_Task requirements_
Of the lines in the entries, how many hold the word "luân"? Give that number alone.
BEGIN Data supplied
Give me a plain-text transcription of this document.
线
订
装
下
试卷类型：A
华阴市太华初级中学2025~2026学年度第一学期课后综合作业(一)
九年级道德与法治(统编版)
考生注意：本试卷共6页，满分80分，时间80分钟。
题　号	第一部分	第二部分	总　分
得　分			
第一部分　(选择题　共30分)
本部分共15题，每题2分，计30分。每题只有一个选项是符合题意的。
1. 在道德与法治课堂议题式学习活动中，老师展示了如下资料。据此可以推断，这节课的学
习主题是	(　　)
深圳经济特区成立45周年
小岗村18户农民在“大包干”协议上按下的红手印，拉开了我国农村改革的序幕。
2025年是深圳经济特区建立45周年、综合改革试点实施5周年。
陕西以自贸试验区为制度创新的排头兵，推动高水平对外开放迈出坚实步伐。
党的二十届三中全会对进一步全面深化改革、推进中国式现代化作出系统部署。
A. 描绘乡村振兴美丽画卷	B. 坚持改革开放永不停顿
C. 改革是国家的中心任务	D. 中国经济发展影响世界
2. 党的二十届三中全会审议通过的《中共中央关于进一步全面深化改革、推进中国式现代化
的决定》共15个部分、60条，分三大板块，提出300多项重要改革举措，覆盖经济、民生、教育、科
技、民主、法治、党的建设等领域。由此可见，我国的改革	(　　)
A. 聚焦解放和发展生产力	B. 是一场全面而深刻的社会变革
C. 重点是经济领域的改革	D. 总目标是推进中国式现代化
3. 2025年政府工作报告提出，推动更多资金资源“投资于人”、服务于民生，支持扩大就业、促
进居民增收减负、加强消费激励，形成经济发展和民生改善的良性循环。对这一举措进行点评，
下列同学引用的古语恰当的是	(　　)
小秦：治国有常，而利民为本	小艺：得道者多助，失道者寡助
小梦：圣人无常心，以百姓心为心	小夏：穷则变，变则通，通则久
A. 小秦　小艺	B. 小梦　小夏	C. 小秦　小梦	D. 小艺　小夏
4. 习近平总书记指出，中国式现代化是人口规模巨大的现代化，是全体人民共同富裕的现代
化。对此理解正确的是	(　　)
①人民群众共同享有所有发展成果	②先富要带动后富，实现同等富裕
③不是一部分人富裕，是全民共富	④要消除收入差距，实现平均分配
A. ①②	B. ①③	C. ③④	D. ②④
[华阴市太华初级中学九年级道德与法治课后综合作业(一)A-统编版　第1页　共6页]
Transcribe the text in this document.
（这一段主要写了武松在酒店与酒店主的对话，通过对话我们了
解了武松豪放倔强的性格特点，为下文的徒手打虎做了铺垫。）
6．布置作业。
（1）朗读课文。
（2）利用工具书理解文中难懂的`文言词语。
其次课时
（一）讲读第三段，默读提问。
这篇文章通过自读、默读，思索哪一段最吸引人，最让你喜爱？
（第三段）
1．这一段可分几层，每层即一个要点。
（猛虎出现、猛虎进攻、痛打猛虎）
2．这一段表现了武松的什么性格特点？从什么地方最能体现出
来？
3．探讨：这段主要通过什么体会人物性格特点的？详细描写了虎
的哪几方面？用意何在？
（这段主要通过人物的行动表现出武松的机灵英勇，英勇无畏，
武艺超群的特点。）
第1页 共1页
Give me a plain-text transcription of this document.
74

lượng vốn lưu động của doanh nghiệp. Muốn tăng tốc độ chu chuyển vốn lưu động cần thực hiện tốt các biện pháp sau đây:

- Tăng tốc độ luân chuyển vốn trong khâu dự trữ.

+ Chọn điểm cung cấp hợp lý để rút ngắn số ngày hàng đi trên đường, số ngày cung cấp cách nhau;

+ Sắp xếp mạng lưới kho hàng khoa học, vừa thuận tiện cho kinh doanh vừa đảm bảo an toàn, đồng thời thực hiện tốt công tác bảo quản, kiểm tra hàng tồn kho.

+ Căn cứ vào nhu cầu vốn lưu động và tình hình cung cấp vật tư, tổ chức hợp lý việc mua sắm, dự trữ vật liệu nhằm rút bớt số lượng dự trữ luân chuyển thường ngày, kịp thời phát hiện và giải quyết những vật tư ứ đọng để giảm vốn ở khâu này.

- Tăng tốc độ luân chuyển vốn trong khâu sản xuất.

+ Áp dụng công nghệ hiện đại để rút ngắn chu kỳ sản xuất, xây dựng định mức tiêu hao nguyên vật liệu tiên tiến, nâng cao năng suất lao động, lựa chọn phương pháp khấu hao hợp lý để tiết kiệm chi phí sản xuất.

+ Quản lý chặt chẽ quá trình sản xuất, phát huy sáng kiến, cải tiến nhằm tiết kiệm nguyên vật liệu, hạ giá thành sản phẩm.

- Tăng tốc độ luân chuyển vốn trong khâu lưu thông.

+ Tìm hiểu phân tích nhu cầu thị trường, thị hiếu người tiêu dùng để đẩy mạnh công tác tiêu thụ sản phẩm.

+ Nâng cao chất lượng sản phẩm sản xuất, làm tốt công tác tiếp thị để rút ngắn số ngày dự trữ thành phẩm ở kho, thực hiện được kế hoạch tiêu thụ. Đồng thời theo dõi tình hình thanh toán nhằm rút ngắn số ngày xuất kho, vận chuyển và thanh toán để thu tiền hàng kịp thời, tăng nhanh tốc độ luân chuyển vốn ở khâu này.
END Data supplied
_Full response_
5